▸ **EXCERPT TO READ**

Unraveling the complex cellular composition of aldosterone-producing adenomas

Researchers from Tokyo Medical and Dental University (TMDU) find that the cells that make up aldosterone-producing adenomas become more transcriptionally active and express higher levels of genes linked to hormone production over intratumoral differentiation.

There is strength in teamwork, and it turns out that this applies to tumors, too. Researchers from Japan have reported that different types of cells within a single benign tumor may work together to promote the tumor's growth.

In a study published this month in Hypertension, researchers from Tokyo Medical and Dental University (TMDU）have revealed that a common hormone-producing tumor may actually be composed of a more complex collection of cells than previously thought.

Primary aldosteronism a type of high blood pressure that can be caused by tumors growing in the outer layer of the adrenal glands. These tumors, known as adenomas, produce a hormone called aldosterone that raises blood pressure and can cause other cardiovascular problems.

Adrenal tumors include nonfunctional adenomas (NFAs), which do not produce aldosterone, and aldosterone-producing adenomas (APAs), which do," explains lead author of the study Masanori Murakami. "At present, it was unclear whether all of the cells within an APA are involved in hormone production, or whether different cell types within APAs play different pathogenic roles."

Masanori Murakami, lead author of the study

To investigate this, the researchers performed single-nucleus RNA sequencing. This involves extracting RNA from the nucleus and sequencing it to reveal which genes are active. The researchers analyzed the sequencing results to categorize the tumor cells based on their gene-expression profiles. All in all, the team sampled adrenal-gland tissue from two patients with NFAs and three patients with APAs.

▸ **EXERCISE BRIEF**
Carry on the report on the cell makeup of aldosterone-producing adenomas, starting right after its last sentence.

▸ **RECORDS SUPPLIED**
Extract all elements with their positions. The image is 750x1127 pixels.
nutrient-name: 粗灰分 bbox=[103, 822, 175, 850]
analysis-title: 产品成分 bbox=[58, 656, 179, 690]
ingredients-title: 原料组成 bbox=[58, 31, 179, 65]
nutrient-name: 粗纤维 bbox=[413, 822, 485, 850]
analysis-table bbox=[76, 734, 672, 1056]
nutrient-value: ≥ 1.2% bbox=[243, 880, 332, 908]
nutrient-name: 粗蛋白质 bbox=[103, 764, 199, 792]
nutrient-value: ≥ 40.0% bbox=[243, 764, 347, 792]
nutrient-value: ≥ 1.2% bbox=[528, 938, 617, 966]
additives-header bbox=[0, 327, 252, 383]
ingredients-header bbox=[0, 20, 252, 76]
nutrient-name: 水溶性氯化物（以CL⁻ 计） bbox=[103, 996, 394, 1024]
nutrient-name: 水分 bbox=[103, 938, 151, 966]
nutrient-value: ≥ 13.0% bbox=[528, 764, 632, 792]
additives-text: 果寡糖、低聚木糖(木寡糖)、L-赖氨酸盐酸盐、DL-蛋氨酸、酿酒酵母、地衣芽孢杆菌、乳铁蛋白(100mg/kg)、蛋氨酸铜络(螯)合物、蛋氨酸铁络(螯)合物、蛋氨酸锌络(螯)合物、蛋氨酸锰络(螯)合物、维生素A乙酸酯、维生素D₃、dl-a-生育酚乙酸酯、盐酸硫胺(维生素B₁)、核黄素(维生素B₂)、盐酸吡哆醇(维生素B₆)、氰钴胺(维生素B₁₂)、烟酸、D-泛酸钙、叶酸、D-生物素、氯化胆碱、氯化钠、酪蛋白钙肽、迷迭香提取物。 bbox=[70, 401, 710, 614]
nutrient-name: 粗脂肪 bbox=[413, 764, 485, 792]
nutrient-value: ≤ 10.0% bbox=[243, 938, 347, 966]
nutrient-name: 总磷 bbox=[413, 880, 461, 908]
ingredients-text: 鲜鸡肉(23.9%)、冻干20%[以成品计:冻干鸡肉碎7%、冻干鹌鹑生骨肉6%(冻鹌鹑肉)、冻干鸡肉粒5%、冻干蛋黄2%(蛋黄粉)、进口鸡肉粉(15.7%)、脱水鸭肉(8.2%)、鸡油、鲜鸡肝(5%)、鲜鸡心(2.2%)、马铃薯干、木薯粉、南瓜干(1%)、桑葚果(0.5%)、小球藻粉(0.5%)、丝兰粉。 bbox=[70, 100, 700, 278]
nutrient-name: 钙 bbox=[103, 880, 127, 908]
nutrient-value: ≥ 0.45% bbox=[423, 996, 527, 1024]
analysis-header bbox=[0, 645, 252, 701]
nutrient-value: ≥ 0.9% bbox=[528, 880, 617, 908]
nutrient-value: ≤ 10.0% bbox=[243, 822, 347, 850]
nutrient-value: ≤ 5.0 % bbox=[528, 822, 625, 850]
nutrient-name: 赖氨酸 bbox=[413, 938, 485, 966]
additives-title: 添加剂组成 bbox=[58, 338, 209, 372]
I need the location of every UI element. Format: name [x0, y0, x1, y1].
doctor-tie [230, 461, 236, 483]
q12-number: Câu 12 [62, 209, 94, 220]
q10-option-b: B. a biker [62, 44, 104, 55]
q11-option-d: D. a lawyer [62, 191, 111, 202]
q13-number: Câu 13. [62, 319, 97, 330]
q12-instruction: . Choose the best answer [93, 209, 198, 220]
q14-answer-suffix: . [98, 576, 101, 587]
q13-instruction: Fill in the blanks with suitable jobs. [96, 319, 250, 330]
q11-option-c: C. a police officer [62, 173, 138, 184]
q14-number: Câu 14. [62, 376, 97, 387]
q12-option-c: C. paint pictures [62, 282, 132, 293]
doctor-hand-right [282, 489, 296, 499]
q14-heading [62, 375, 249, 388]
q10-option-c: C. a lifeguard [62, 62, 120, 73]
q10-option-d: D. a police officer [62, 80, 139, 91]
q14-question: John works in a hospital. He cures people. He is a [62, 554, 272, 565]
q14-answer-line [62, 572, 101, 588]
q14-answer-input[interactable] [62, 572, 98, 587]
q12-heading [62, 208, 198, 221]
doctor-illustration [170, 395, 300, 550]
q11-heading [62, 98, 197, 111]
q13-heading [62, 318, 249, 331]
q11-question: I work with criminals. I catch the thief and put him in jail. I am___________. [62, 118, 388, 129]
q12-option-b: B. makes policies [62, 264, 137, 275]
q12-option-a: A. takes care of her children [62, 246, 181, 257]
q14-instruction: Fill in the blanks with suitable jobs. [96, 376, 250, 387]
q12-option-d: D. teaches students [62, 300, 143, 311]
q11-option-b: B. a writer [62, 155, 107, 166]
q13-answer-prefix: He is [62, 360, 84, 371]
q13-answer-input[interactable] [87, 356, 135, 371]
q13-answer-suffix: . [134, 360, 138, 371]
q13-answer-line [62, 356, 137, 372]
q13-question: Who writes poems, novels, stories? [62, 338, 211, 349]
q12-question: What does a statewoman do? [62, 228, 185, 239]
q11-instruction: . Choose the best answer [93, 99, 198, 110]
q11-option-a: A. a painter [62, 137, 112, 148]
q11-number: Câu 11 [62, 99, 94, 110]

▸ **ANSWER BOX**
"The results were striking," says Tetsuya Yamada, senior author. "We identified 13 clusters, some of which expressed genes associated with hormone production, especially CYP11B2, which encodes an enzyme that produces aldosterone."

Simulated analysis of how these different cell types interacted and changed in the differentiation process identified two cell-fate pathways in APAs, both of which were involved in hormone production but expressed different sets of genes. As the cells differentiated, they expressed even higher levels of genes involved in aldosterone synthesis and became increasingly active.

"The identification of two distinct cell fates in APAs suggests that these tumors have a complex cellular composition that contributes to their growth, development, and effect on the clinical characteristics," says Murakami.

In addition to CYP11B2, cells later in the cell-fate pathway also expressed more CYP17A1, which contributes to cortisol synthesis, possibly explaining the small amounts of excessive cortisol produced in some patients with APA. Furthermore, cellular clusters with active hormone production display an augmented expression of ribosome-related genes, indicative of increased transcriptional activity at single-nucleus level.